** start **

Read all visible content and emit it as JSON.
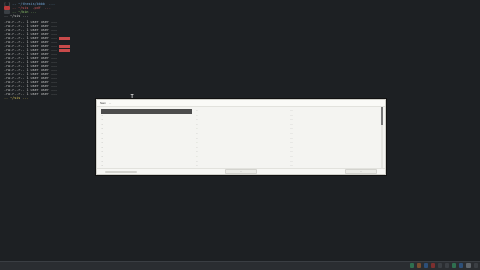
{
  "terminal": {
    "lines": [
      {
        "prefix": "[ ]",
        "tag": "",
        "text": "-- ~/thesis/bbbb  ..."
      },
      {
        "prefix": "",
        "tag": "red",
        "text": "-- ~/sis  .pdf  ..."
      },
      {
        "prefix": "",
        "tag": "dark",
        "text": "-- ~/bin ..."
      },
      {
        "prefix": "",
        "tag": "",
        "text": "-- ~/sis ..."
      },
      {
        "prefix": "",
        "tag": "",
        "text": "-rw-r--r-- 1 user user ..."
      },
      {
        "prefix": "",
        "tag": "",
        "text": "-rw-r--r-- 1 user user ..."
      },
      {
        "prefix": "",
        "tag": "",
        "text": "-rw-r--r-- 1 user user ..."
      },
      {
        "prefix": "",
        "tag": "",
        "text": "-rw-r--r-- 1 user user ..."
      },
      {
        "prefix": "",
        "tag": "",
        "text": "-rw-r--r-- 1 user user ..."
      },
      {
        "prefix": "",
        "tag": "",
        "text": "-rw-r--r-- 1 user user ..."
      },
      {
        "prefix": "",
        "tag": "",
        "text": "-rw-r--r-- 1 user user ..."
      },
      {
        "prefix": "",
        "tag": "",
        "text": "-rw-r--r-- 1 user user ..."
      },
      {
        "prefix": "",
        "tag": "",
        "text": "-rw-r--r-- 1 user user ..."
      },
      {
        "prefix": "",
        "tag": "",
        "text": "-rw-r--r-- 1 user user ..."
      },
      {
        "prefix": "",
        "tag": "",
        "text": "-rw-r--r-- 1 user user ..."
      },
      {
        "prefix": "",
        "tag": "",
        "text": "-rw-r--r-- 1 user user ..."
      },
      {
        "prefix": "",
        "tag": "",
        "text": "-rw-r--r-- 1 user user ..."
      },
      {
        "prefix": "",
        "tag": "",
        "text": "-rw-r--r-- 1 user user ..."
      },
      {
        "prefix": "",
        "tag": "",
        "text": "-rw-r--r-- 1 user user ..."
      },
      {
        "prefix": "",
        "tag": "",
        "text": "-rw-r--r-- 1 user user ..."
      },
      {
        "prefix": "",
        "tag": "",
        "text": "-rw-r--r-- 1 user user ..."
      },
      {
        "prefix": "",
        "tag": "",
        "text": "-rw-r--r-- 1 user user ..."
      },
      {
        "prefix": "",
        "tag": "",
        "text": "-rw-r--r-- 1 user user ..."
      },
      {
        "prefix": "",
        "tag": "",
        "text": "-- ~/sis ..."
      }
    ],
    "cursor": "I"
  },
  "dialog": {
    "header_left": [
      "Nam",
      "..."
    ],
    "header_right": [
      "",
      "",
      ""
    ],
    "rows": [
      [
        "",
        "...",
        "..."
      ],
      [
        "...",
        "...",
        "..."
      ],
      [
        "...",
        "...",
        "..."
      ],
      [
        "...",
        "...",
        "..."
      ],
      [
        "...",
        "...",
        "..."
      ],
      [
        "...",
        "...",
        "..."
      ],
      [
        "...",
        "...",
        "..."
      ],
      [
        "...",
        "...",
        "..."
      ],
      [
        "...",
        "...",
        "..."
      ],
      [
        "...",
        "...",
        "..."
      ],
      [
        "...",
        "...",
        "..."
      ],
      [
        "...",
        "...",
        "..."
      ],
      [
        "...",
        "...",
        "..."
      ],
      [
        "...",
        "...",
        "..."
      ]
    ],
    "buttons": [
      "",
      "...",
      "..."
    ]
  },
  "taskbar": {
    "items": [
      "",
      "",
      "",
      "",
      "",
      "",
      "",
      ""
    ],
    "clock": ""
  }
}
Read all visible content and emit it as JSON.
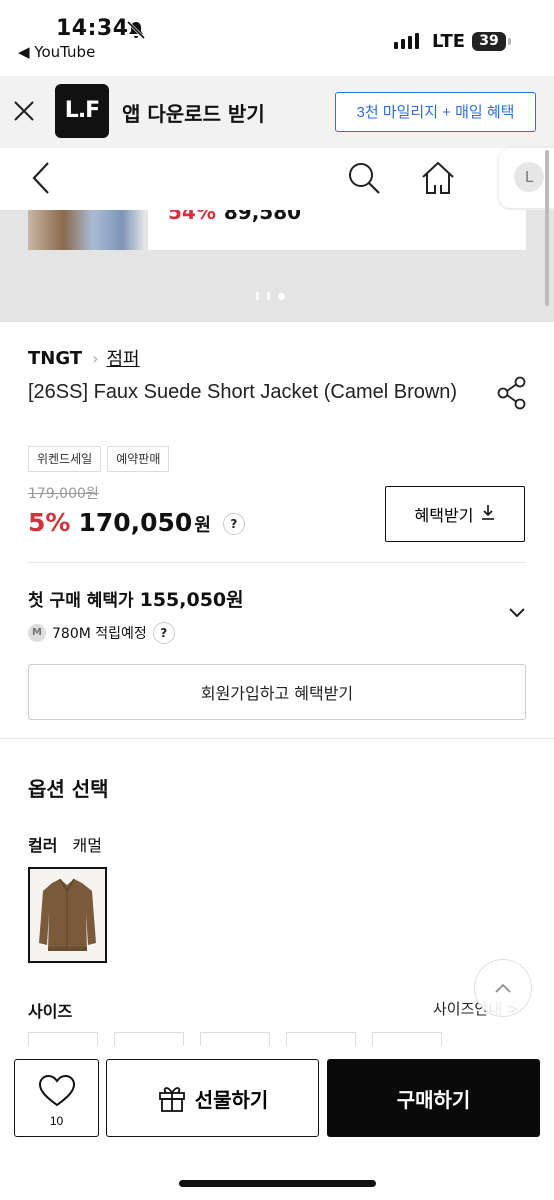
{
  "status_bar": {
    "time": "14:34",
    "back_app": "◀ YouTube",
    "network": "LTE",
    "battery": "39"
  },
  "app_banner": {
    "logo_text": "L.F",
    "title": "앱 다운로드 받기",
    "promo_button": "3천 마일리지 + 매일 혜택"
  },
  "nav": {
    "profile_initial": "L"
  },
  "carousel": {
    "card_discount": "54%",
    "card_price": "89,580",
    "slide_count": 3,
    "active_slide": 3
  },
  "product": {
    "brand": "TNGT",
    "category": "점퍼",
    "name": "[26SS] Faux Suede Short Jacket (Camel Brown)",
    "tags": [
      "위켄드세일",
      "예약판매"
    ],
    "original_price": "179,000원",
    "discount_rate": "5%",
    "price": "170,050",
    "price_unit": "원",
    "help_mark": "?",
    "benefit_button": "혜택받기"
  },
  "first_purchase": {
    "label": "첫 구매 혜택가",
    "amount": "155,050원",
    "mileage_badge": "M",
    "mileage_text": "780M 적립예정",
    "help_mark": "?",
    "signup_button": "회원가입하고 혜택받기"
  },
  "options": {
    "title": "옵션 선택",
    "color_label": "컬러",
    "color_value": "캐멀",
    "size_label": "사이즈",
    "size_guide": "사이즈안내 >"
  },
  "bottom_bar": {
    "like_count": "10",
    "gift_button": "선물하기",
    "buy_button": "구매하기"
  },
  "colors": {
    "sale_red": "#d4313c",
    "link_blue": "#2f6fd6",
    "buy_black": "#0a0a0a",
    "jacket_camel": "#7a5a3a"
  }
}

** end **

■ **Aim**:
Would you mind returning each entry above word for word, skipping the images?

■ **The completed task**:
Read all visible content and emit it as JSON.
{
  "terminal": {
    "lines": [
      {
        "prefix": "[ ]",
        "tag": "",
        "text": "-- ~/thesis/bbbb  ..."
      },
      {
        "prefix": "",
        "tag": "red",
        "text": "-- ~/sis  .pdf  ..."
      },
      {
        "prefix": "",
        "tag": "dark",
        "text": "-- ~/bin ..."
      },
      {
        "prefix": "",
        "tag": "",
        "text": "-- ~/sis ..."
      },
      {
        "prefix": "",
        "tag": "",
        "text": "-rw-r--r-- 1 user user ..."
      },
      {
        "prefix": "",
        "tag": "",
        "text": "-rw-r--r-- 1 user user ..."
      },
      {
        "prefix": "",
        "tag": "",
        "text": "-rw-r--r-- 1 user user ..."
      },
      {
        "prefix": "",
        "tag": "",
        "text": "-rw-r--r-- 1 user user ..."
      },
      {
        "prefix": "",
        "tag": "",
        "text": "-rw-r--r-- 1 user user ..."
      },
      {
        "prefix": "",
        "tag": "",
        "text": "-rw-r--r-- 1 user user ..."
      },
      {
        "prefix": "",
        "tag": "",
        "text": "-rw-r--r-- 1 user user ..."
      },
      {
        "prefix": "",
        "tag": "",
        "text": "-rw-r--r-- 1 user user ..."
      },
      {
        "prefix": "",
        "tag": "",
        "text": "-rw-r--r-- 1 user user ..."
      },
      {
        "prefix": "",
        "tag": "",
        "text": "-rw-r--r-- 1 user user ..."
      },
      {
        "prefix": "",
        "tag": "",
        "text": "-rw-r--r-- 1 user user ..."
      },
      {
        "prefix": "",
        "tag": "",
        "text": "-rw-r--r-- 1 user user ..."
      },
      {
        "prefix": "",
        "tag": "",
        "text": "-rw-r--r-- 1 user user ..."
      },
      {
        "prefix": "",
        "tag": "",
        "text": "-rw-r--r-- 1 user user ..."
      },
      {
        "prefix": "",
        "tag": "",
        "text": "-rw-r--r-- 1 user user ..."
      },
      {
        "prefix": "",
        "tag": "",
        "text": "-rw-r--r-- 1 user user ..."
      },
      {
        "prefix": "",
        "tag": "",
        "text": "-rw-r--r-- 1 user user ..."
      },
      {
        "prefix": "",
        "tag": "",
        "text": "-rw-r--r-- 1 user user ..."
      },
      {
        "prefix": "",
        "tag": "",
        "text": "-rw-r--r-- 1 user user ..."
      },
      {
        "prefix": "",
        "tag": "",
        "text": "-- ~/sis ..."
      }
    ],
    "cursor": "I"
  },
  "dialog": {
    "header_left": [
      "Nam",
      "..."
    ],
    "header_right": [
      "",
      "",
      ""
    ],
    "rows": [
      [
        "",
        "...",
        "..."
      ],
      [
        "...",
        "...",
        "..."
      ],
      [
        "...",
        "...",
        "..."
      ],
      [
        "...",
        "...",
        "..."
      ],
      [
        "...",
        "...",
        "..."
      ],
      [
        "...",
        "...",
        "..."
      ],
      [
        "...",
        "...",
        "..."
      ],
      [
        "...",
        "...",
        "..."
      ],
      [
        "...",
        "...",
        "..."
      ],
      [
        "...",
        "...",
        "..."
      ],
      [
        "...",
        "...",
        "..."
      ],
      [
        "...",
        "...",
        "..."
      ],
      [
        "...",
        "...",
        "..."
      ],
      [
        "...",
        "...",
        "..."
      ]
    ],
    "buttons": [
      "",
      "...",
      "..."
    ]
  },
  "taskbar": {
    "items": [
      "",
      "",
      "",
      "",
      "",
      "",
      "",
      ""
    ],
    "clock": ""
  }
}
Read all visible content and emit it as JSON.
{
  "status_bar": {
    "time": "14:34",
    "back_app": "◀ YouTube",
    "network": "LTE",
    "battery": "39"
  },
  "app_banner": {
    "logo_text": "L.F",
    "title": "앱 다운로드 받기",
    "promo_button": "3천 마일리지 + 매일 혜택"
  },
  "nav": {
    "profile_initial": "L"
  },
  "carousel": {
    "card_discount": "54%",
    "card_price": "89,580",
    "slide_count": 3,
    "active_slide": 3
  },
  "product": {
    "brand": "TNGT",
    "category": "점퍼",
    "name": "[26SS] Faux Suede Short Jacket (Camel Brown)",
    "tags": [
      "위켄드세일",
      "예약판매"
    ],
    "original_price": "179,000원",
    "discount_rate": "5%",
    "price": "170,050",
    "price_unit": "원",
    "help_mark": "?",
    "benefit_button": "혜택받기"
  },
  "first_purchase": {
    "label": "첫 구매 혜택가",
    "amount": "155,050원",
    "mileage_badge": "M",
    "mileage_text": "780M 적립예정",
    "help_mark": "?",
    "signup_button": "회원가입하고 혜택받기"
  },
  "options": {
    "title": "옵션 선택",
    "color_label": "컬러",
    "color_value": "캐멀",
    "size_label": "사이즈",
    "size_guide": "사이즈안내 >"
  },
  "bottom_bar": {
    "like_count": "10",
    "gift_button": "선물하기",
    "buy_button": "구매하기"
  },
  "colors": {
    "sale_red": "#d4313c",
    "link_blue": "#2f6fd6",
    "buy_black": "#0a0a0a",
    "jacket_camel": "#7a5a3a"
  }
}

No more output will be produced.